_REQUIREMENT:_
Could you give the data below again, exactly and completely?
========================================================================
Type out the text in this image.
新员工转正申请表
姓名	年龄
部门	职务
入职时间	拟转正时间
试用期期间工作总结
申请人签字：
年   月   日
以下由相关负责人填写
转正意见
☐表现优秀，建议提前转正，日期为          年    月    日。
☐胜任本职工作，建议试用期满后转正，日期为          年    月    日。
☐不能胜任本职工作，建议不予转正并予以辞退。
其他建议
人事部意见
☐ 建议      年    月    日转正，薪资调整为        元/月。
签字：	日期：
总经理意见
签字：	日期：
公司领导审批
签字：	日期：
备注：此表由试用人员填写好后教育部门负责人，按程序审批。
========================================================================
_RESULT:_
Type out the text in this image.
新员工转正申请表
姓名	年龄
部门	职务
入职时间	拟转正时间
试用期期间工作总结
申请人签字：
年   月   日
以下由相关负责人填写
转正意见
☐表现优秀，建议提前转正，日期为          年    月    日。
☐胜任本职工作，建议试用期满后转正，日期为          年    月    日。
☐不能胜任本职工作，建议不予转正并予以辞退。
其他建议
人事部意见
☐ 建议      年    月    日转正，薪资调整为        元/月。
签字：	日期：
总经理意见
签字：	日期：
公司领导审批
签字：	日期：
备注：此表由试用人员填写好后教育部门负责人，按程序审批。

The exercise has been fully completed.